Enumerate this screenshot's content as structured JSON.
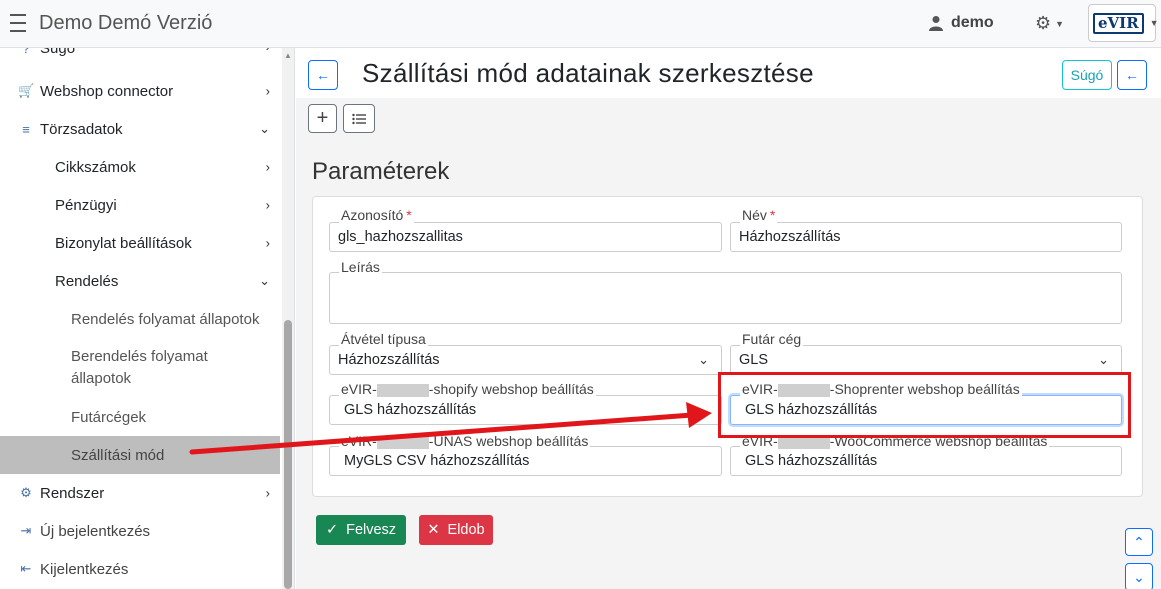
{
  "app": {
    "title": "Demo Demó Verzió"
  },
  "topbar": {
    "user_name": "demo",
    "logo_text": "eVIR"
  },
  "sidebar": {
    "items": [
      {
        "label": "Súgó",
        "icon": "help-icon",
        "glyph": "?",
        "chev": "›"
      },
      {
        "label": "Webshop connector",
        "icon": "cart-icon",
        "glyph": "🛒",
        "chev": "›"
      },
      {
        "label": "Törzsadatok",
        "icon": "database-icon",
        "glyph": "≡",
        "chev": "⌄"
      },
      {
        "label": "Cikkszámok",
        "chev": "›"
      },
      {
        "label": "Pénzügyi",
        "chev": "›"
      },
      {
        "label": "Bizonylat beállítások",
        "chev": "›"
      },
      {
        "label": "Rendelés",
        "chev": "⌄"
      },
      {
        "label": "Rendelés folyamat állapotok"
      },
      {
        "label": "Berendelés folyamat állapotok"
      },
      {
        "label": "Futárcégek"
      },
      {
        "label": "Szállítási mód"
      },
      {
        "label": "Rendszer",
        "icon": "cogs-icon",
        "glyph": "⚙",
        "chev": "›"
      },
      {
        "label": "Új bejelentkezés",
        "icon": "sign-in-icon",
        "glyph": "⇥"
      },
      {
        "label": "Kijelentkezés",
        "icon": "sign-out-icon",
        "glyph": "⇤"
      }
    ]
  },
  "page": {
    "title": "Szállítási mód adatainak szerkesztése",
    "help_button": "Súgó",
    "section_title": "Paraméterek"
  },
  "form": {
    "id_label": "Azonosító",
    "id_value": "gls_hazhozszallitas",
    "name_label": "Név",
    "name_value": "Házhozszállítás",
    "desc_label": "Leírás",
    "receipt_type_label": "Átvétel típusa",
    "receipt_type_value": "Házhozszállítás",
    "courier_label": "Futár cég",
    "courier_value": "GLS",
    "shopify_label_prefix": "eVIR-",
    "shopify_label_suffix": "-shopify webshop beállítás",
    "shopify_value": "GLS házhozszállítás",
    "shoprenter_label_prefix": "eVIR-",
    "shoprenter_label_suffix": "-Shoprenter webshop beállítás",
    "shoprenter_value": "GLS házhozszállítás",
    "unas_label_prefix": "eVIR-",
    "unas_label_suffix": "-UNAS webshop beállítás",
    "unas_value": "MyGLS CSV házhozszállítás",
    "woo_label_prefix": "eVIR-",
    "woo_label_suffix": "-WooCommerce webshop beállítás",
    "woo_value": "GLS házhozszállítás",
    "required_mark": "*"
  },
  "actions": {
    "save": "Felvesz",
    "discard": "Eldob"
  },
  "colors": {
    "primary": "#0d6efd",
    "success": "#198754",
    "danger": "#dc3545",
    "annotation": "#e0161b"
  }
}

+---+

▶ [TASK TO CARRY OUT]:
Gather each line of the listing containing the word "állapotok" and show it.

▶ [REPLY TO THE EXERCISE]:
        "label": "Rendelés folyamat állapotok"
        "label": "Berendelés folyamat állapotok"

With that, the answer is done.